## Consignes de l'exercice
1. Résumez le texte source en deux phrases.
2. Extrayez du texte source, tel quel, le passage qui commence à « C’est l’Italien en » et se termine à « à Daniel Bougnoux. ».

## Texte source
____________

LT : Cher Jacques Darras,

C’est l’Italien en question qui vous parle. Vous vous efforcez visiblement de faire de l’esprit mais vous n’êtes ni amusant ni convaincant. On me dit que vous êtes meilleur à l’oral mais je ne dispose que de ces trois interventions écrites… pendant que vous, vous jugez sans avoir lu mon livre. Voici mes notes en marge de vos commentaires à Daniel Bougnoux.

JD :  « Écoute, Daniel. J’aime bien Borgès, mais lorsqu’il dit que l’anglais est la langue de l’understatement, il dit une connerie manifeste. L’anglais élisabéthain est la langue la plus fleurie, la plus BAROQUE qui soit. C’est cela que vous ne comprenez pas, vous les Français classiques, bon dieu, c’est LE BAROQUE. Les dilatations et contractions du BAROQUE. Il vous faut retourner à l’école, mes chers petits copains, moi la mienne est à Bruxelles, c’est là que j’ai fait respirer le BAROQUE à ma langue classique. Comprends-tu ? »

LT : Avec le Shakespeare de Stratford, la passion, la presque obsession du Barde pour les Things Italian  s’insère dans un courant italophile, une mode dont l’apparition en Angleterre précède  l’arrivée du  jeune provincial à Londres, dit-on, vers la fin des années 1580. Son biographe écrit : “Shakespeare’s introduction to the capital falls, frustratingly, in the void of the lost years” (Schoenbaum). Or les premières comédies écrites en Angleterre étaient inspirées de Plaute et de Terence, le premier théâtre public a ouvert ses portes seulement en 1576 et les premières pièces italianisantes datent du début des années 1580 quand le Shakespeare de Stratford vivait encore dans son village. Si par contre Shake-speare est le pseudonyme de John Florio, alors le Barde n’est plus un épigone mais bien l’initiateur et le plus grand instigateur de la courte renaissance anglaise. Si j’ai raison, Borges ne s’est pas trompé, au contraire. Dans un texte impromptu, qui n’est pas un essai de critique littéraire,  le grand aveugle a saisi l’essence du phénomène Shakespeare : Juif ou Italien.  Le père de John Florio étant le fils de Juifs convertis au catholicisme, Shakespeare serait donc Juif-Italien !

____________

## Données affichées
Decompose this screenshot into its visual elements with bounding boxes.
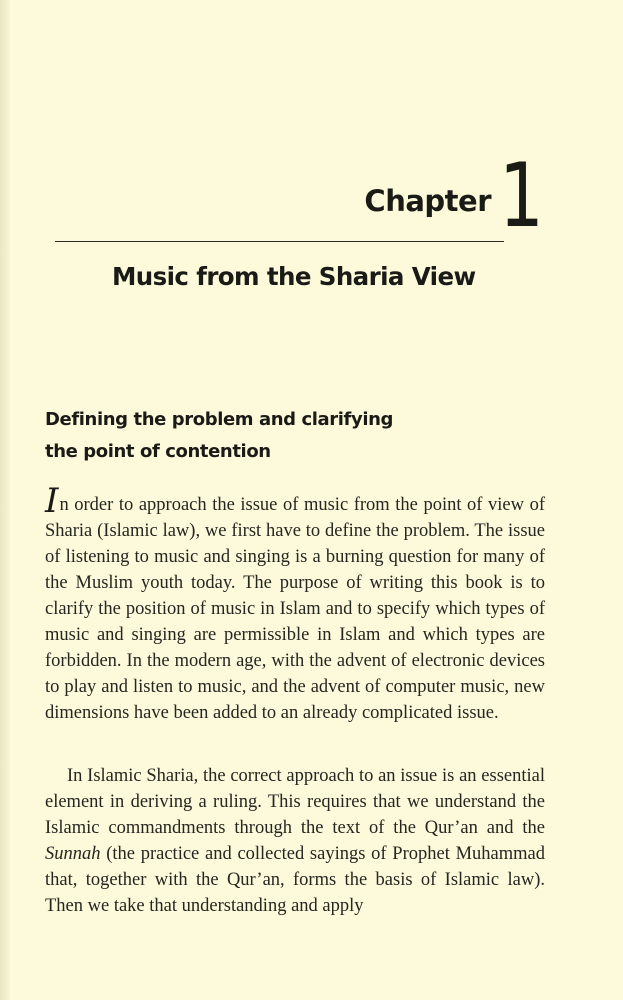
paragraph-2-block (45, 763, 545, 919)
chapter-heading (364, 144, 555, 247)
chapter-number: 1 (499, 144, 544, 247)
chapter-title: Music from the Sharia View (112, 262, 476, 291)
section-heading (45, 404, 525, 468)
chapter-label: Chapter (364, 184, 491, 218)
paragraph-2-text-a: In Islamic Sharia, the correct approach to an issue is an essential element in deriving a ruling. This requires that we understand the Islamic commandments through the text of the Qur’an and the (45, 766, 545, 838)
paragraph-2-text-b: (the practice and collected sayings of Prophet Muhammad that, together with the Qur’an, forms the basis of Islamic law). Then we take that understanding and apply (45, 844, 545, 916)
chapter-divider (55, 241, 504, 242)
paragraph-2-italic-term: Sunnah (45, 844, 101, 864)
paragraph-2 (45, 763, 545, 919)
section-heading-line-2: the point of contention (45, 441, 271, 462)
section-heading-line-1: Defining the problem and clarifying (45, 409, 393, 430)
paragraph-1-text: n order to approach the issue of music from the point of view of Sharia (Islamic law), we first have to define the problem. The issue of listening to music and singing is a burning question for many of the Muslim youth today. The purpose of writing this book is to clarify the position of music in Islam and to specify which types of music and singing are permissible in Islam and which types are forbidden. In the modern age, with the advent of electronic devices to play and listen to music, and the advent of computer music, new dimensions have been added to an already complicated issue. (45, 495, 545, 723)
paragraph-1 (45, 481, 545, 726)
drop-initial: I (45, 481, 59, 521)
page-binding-edge (0, 0, 10, 1000)
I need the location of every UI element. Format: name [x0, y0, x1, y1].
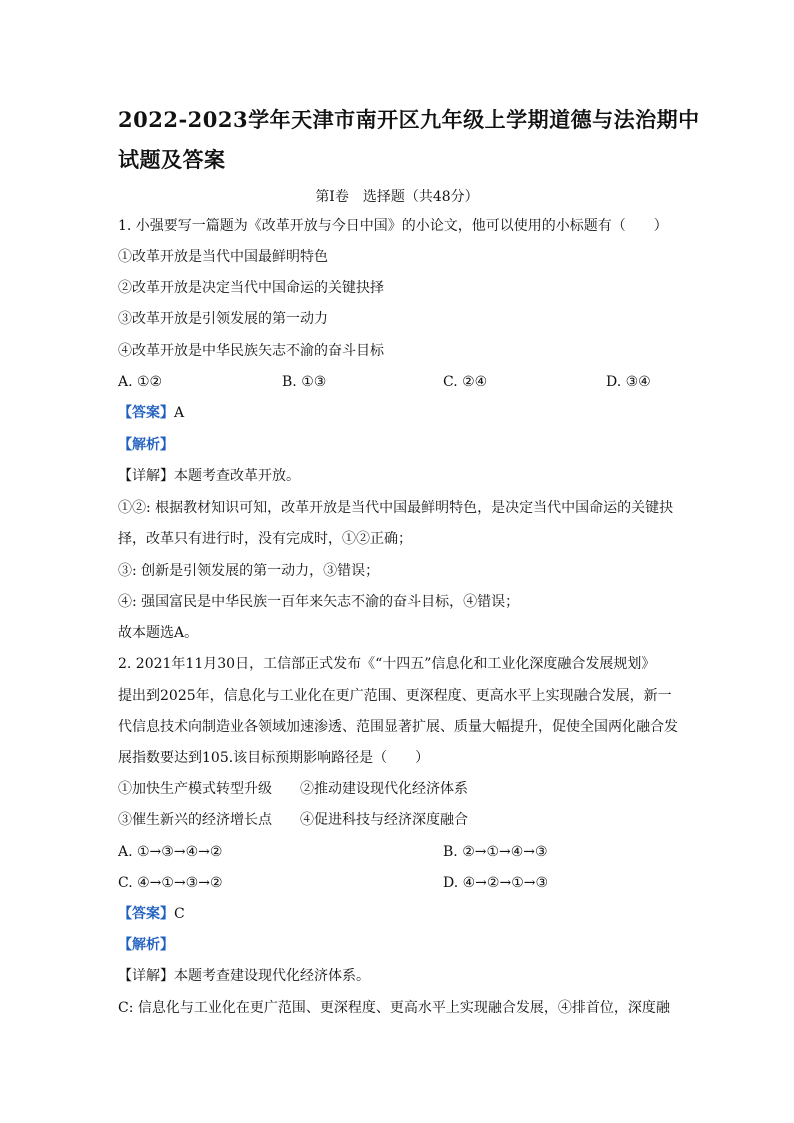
q2-stem-line-3: 代信息技术向制造业各领域加速渗透、范围显著扩展、质量大幅提升，促使全国两化融合发 [118, 719, 678, 735]
document-title-line-1: 2022-2023学年天津市南开区九年级上学期道德与法治期中 [118, 107, 700, 132]
answer-value: C [174, 906, 185, 922]
q1-explanation-4: ④: 强国富民是中华民族一百年来矢志不渝的奋斗目标，④错误； [118, 594, 520, 610]
q2-stem-line-4: 展指数要达到105.该目标预期影响路径是（ ） [118, 750, 430, 766]
q2-answer [118, 905, 185, 923]
q1-stem: 1. 小强要写一篇题为《改革开放与今日中国》的小论文，他可以使用的小标题有（ ） [118, 218, 668, 234]
q2-explanation-1: C: 信息化与工业化在更广范围、更深程度、更高水平上实现融合发展，④排首位，深度融 [118, 1000, 670, 1016]
q1-explanation-1: ①②: 根据教材知识可知，改革开放是当代中国最鲜明特色，是决定当代中国命运的关键抉 [118, 500, 674, 516]
section-heading: 第Ⅰ卷 选择题（共48分） [315, 189, 479, 205]
q1-analysis-tag: 【解析】 [118, 437, 174, 453]
q1-option-d: D. ③④ [606, 374, 651, 390]
answer-tag: 【答案】 [118, 906, 174, 922]
q1-detail: 【详解】本题考查改革开放。 [118, 468, 300, 484]
q1-item-3: ③改革开放是引领发展的第一动力 [118, 311, 328, 327]
q2-analysis-tag: 【解析】 [118, 937, 174, 953]
q2-option-a: A. ①→③→④→② [118, 844, 223, 860]
q1-conclusion: 故本题选A。 [118, 625, 199, 641]
q2-detail: 【详解】本题考查建设现代化经济体系。 [118, 968, 370, 984]
q1-item-1: ①改革开放是当代中国最鲜明特色 [118, 249, 328, 265]
q1-item-2: ②改革开放是决定当代中国命运的关键抉择 [118, 280, 384, 296]
q2-option-c: C. ④→①→③→② [118, 875, 223, 891]
document-title-line-2: 试题及答案 [118, 147, 226, 172]
q1-explanation-3: ③: 创新是引领发展的第一动力，③错误； [118, 563, 380, 579]
q1-option-b: B. ①③ [282, 374, 327, 390]
q1-option-a: A. ①② [118, 374, 163, 390]
answer-tag: 【答案】 [118, 405, 174, 421]
q2-stem-line-2: 提出到2025年，信息化与工业化在更广范围、更深程度、更高水平上实现融合发展，新一 [118, 688, 672, 704]
q1-item-4: ④改革开放是中华民族矢志不渝的奋斗目标 [118, 343, 384, 359]
q1-option-c: C. ②④ [443, 374, 488, 390]
q2-stem-line-1: 2. 2021年11月30日，工信部正式发布《“十四五”信息化和工业化深度融合发展规划》 [118, 656, 656, 672]
q2-items-line-1: ①加快生产模式转型升级 ②推动建设现代化经济体系 [118, 781, 468, 797]
q2-items-line-2: ③催生新兴的经济增长点 ④促进科技与经济深度融合 [118, 812, 468, 828]
answer-value: A [174, 405, 185, 421]
q1-explanation-2: 择，改革只有进行时，没有完成时，①②正确； [118, 531, 412, 547]
q2-option-b: B. ②→①→④→③ [443, 844, 548, 860]
q1-answer [118, 404, 184, 422]
q2-option-d: D. ④→②→①→③ [443, 875, 549, 891]
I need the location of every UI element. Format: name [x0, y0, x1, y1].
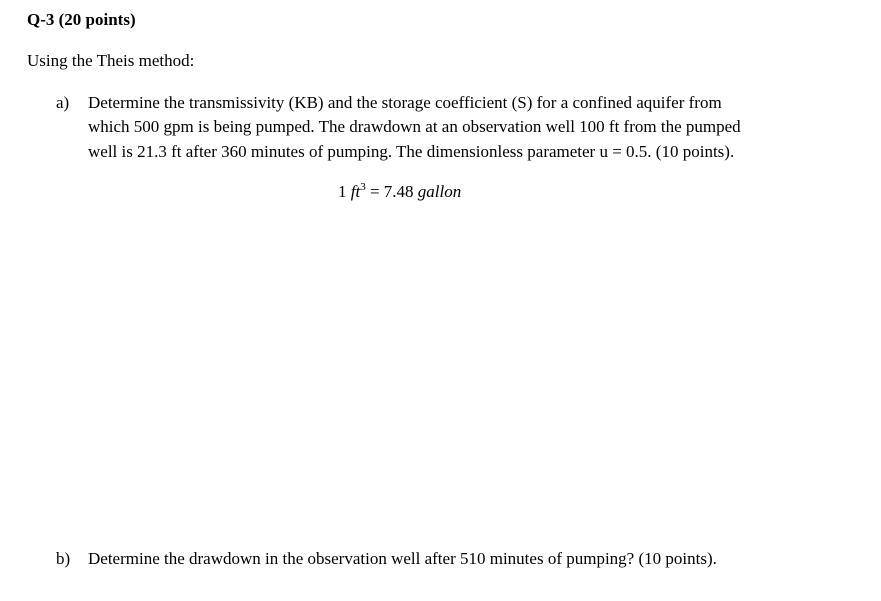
equation-equals-sign: =	[369, 182, 380, 201]
part-b-text: Determine the drawdown in the observation well after 510 minutes of pumping? (10 points).	[88, 549, 717, 568]
part-a-line-1: Determine the transmissivity (KB) and the storage coefficient (S) for a confined aquifer from	[88, 93, 722, 112]
equation-rhs-unit: gallon	[417, 182, 462, 201]
question-heading: Q-3 (20 points)	[27, 10, 136, 29]
unit-conversion-equation	[338, 182, 461, 202]
question-intro: Using the Theis method:	[27, 51, 195, 70]
part-a-line-3: well is 21.3 ft after 360 minutes of pumping. The dimensionless parameter u = 0.5. (10 points).	[88, 142, 735, 161]
equation-lhs-number: 1	[338, 182, 347, 201]
part-a-marker: a)	[56, 93, 70, 112]
equation-exponent: 3	[360, 181, 366, 193]
part-b-marker: b)	[56, 549, 71, 568]
equation-rhs-value: 7.48	[383, 182, 414, 201]
equation-lhs-unit: ft	[350, 182, 361, 201]
part-a-line-2: which 500 gpm is being pumped. The drawdown at an observation well 100 ft from the pumped	[88, 117, 741, 136]
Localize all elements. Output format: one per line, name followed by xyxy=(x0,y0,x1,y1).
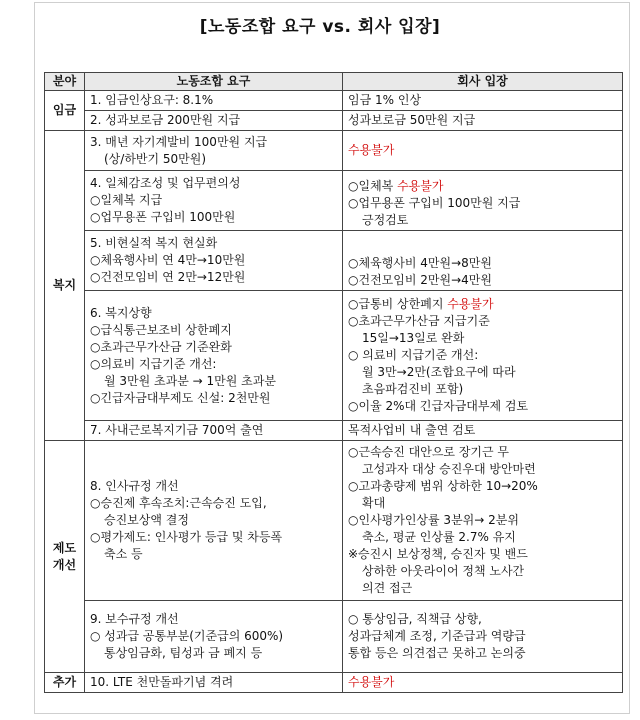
table-row xyxy=(45,291,623,421)
union-cell xyxy=(85,441,343,601)
header-category: 분야 xyxy=(45,73,85,91)
company-cell xyxy=(343,673,623,693)
company-cell xyxy=(343,91,623,111)
cell-text: ※승진시 보상정책, 승진자 및 밴드 xyxy=(348,547,528,561)
cell-text: 8. 인사규정 개선 xyxy=(90,479,179,493)
cell-text: ○업무용폰 구입비 100만원 지급 xyxy=(348,196,521,210)
cell-text: ○초과근무가산금 지급기준 xyxy=(348,314,490,328)
cell-text: 목적사업비 내 출연 검토 xyxy=(348,423,476,437)
category-cell-system xyxy=(45,441,85,673)
cell-text-part: ○급통비 상한폐지 xyxy=(348,297,448,311)
cell-text xyxy=(348,178,617,195)
cell-text: 2. 성과보로금 200만원 지급 xyxy=(90,113,241,127)
category-cell-wage: 임금 xyxy=(45,91,85,131)
cell-text: 5. 비현실적 복지 현실화 xyxy=(90,236,218,250)
cell-text: ○급식통근보조비 상한폐지 xyxy=(90,322,232,337)
cell-text: ○ 성과급 공통부분(기준급의 600%) xyxy=(90,629,284,643)
table-row xyxy=(45,673,623,693)
cell-text: 의견 접근 xyxy=(362,581,413,595)
cell-text: ○일체복 지급 xyxy=(90,193,163,207)
union-cell xyxy=(85,131,343,171)
cell-text: 임금 1% 인상 xyxy=(348,93,422,107)
cell-text: 통합 등은 의견접근 못하고 논의중 xyxy=(348,646,526,660)
table-row xyxy=(45,111,623,131)
table-row xyxy=(45,131,623,171)
union-cell xyxy=(85,231,343,291)
cell-text: 통상임금화, 팀성과 금 폐지 등 xyxy=(104,646,263,660)
cell-text: 15일→13일로 완화 xyxy=(362,331,465,345)
cell-text: ○긴급자금대부제도 신설: 2천만원 xyxy=(90,390,271,405)
union-cell xyxy=(85,601,343,673)
cell-text: 9. 보수규정 개선 xyxy=(90,612,179,626)
cell-text: 상하한 아웃라이어 정책 노사간 xyxy=(362,564,525,578)
union-cell xyxy=(85,91,343,111)
cell-text: ○근속승진 대안으로 장기근 무 xyxy=(348,445,510,459)
cell-text: 10. LTE 천만돌파기념 격려 xyxy=(90,675,234,689)
company-cell xyxy=(343,291,623,421)
category-cell-extra: 추가 xyxy=(45,673,85,693)
cell-text: 확대 xyxy=(362,496,386,510)
cell-text: 3. 매년 자기계발비 100만원 지급 xyxy=(90,134,268,149)
reject-text: 수용불가 xyxy=(397,179,444,193)
company-cell xyxy=(343,601,623,673)
union-cell xyxy=(85,111,343,131)
document-title: [노동조합 요구 vs. 회사 입장] xyxy=(199,17,441,37)
cell-text: ○체육행사비 4만원→8만원 xyxy=(348,256,492,270)
cell-text: ○의료비 지급기준 개선: xyxy=(90,356,217,371)
reject-text: 수용불가 xyxy=(447,297,494,311)
table-row xyxy=(45,171,623,231)
cell-text: 월 3만원 초과분 → 1만원 초과분 xyxy=(104,373,276,388)
cell-text: ○업무용폰 구입비 100만원 xyxy=(90,210,236,224)
cell-text: ○이율 2%대 긴급자금대부제 검토 xyxy=(348,399,529,413)
company-cell xyxy=(343,111,623,131)
cell-text: 1. 임금인상요구: 8.1% xyxy=(90,93,214,107)
header-union: 노동조합 요구 xyxy=(85,73,343,91)
table-row xyxy=(45,441,623,601)
company-cell xyxy=(343,421,623,441)
cell-text: 긍정검토 xyxy=(362,213,409,227)
header-company: 회사 입장 xyxy=(343,73,623,91)
company-cell xyxy=(343,231,623,291)
union-cell xyxy=(85,171,343,231)
company-cell xyxy=(343,131,623,171)
union-cell xyxy=(85,421,343,441)
reject-text: 수용불가 xyxy=(348,143,395,157)
cell-text: 7. 사내근로복지기금 700억 출연 xyxy=(90,423,264,437)
cell-text: 승진보상액 결정 xyxy=(104,513,189,527)
cell-text: ○인사평가인상률 3분위→ 2분위 xyxy=(348,513,519,527)
table-row xyxy=(45,601,623,673)
cell-text: ○건전모임비 연 2만→12만원 xyxy=(90,270,246,284)
table-row xyxy=(45,91,623,111)
company-cell xyxy=(343,171,623,231)
cell-text: 축소 등 xyxy=(104,547,143,561)
cell-text: 초음파검진비 포함) xyxy=(362,382,464,396)
comparison-table xyxy=(44,72,623,693)
cell-text: 월 3만→2만(조합요구에 따라 xyxy=(362,365,516,379)
cell-text: 6. 복지상향 xyxy=(90,305,152,320)
cell-text-part: ○일체복 xyxy=(348,179,398,193)
union-cell xyxy=(85,291,343,421)
reject-text: 수용불가 xyxy=(348,675,395,689)
union-cell xyxy=(85,673,343,693)
cell-text: ○ 의료비 지급기준 개선: xyxy=(348,348,479,362)
category-text: 제도 개선 xyxy=(52,540,77,572)
cell-text: ○건전모임비 2만원→4만원 xyxy=(348,273,492,287)
cell-text: ○ 통상임금, 직책급 상향, xyxy=(348,612,482,626)
cell-text: 4. 일체감조성 및 업무편의성 xyxy=(90,176,241,190)
cell-text xyxy=(348,296,617,313)
cell-text: ○고과총량제 범위 상하한 10→20% xyxy=(348,479,538,493)
table-row xyxy=(45,421,623,441)
cell-text: ○체육행사비 연 4만→10만원 xyxy=(90,253,246,267)
company-cell xyxy=(343,441,623,601)
category-cell-welfare: 복지 xyxy=(45,131,85,441)
cell-text: 축소, 평균 인상률 2.7% 유지 xyxy=(362,530,516,544)
cell-text: ○초과근무가산금 기준완화 xyxy=(90,339,232,354)
cell-text: ○평가제도: 인사평가 등급 및 차등폭 xyxy=(90,530,283,544)
table-header-row xyxy=(45,73,623,91)
cell-text: (상/하반기 50만원) xyxy=(104,151,207,166)
cell-text: 성과보로금 50만원 지급 xyxy=(348,113,476,127)
cell-text: 고성과자 대상 승진우대 방안마련 xyxy=(362,462,536,476)
cell-text: 성과급체계 조정, 기준급과 역량급 xyxy=(348,629,526,643)
cell-text: ○승진제 후속조치:근속승진 도입, xyxy=(90,496,267,510)
table-row xyxy=(45,231,623,291)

____________

## Résultats par tâche
1. Répondant à Jacques Darras, pour qui Borges se trompe en faisant de l'anglais la langue de l'understatement, l'auteur rappelle que la mode italophile et les premières pièces italianisantes apparaissent en Angleterre alors que le Shakespeare de Stratford vit encore dans son village. Si Shake-speare est le pseudonyme de John Florio, dont le père était fils de Juifs convertis au catholicisme, le Barde devient l'initiateur de la courte renaissance anglaise, et Borges avait raison d'y voir un Juif ou un Italien.

2.
C’est l’Italien en question qui vous parle. Vous vous efforcez visiblement de faire de l’esprit mais vous n’êtes ni amusant ni convaincant. On me dit que vous êtes meilleur à l’oral mais je ne dispose que de ces trois interventions écrites… pendant que vous, vous jugez sans avoir lu mon livre. Voici mes notes en marge de vos commentaires à Daniel Bougnoux.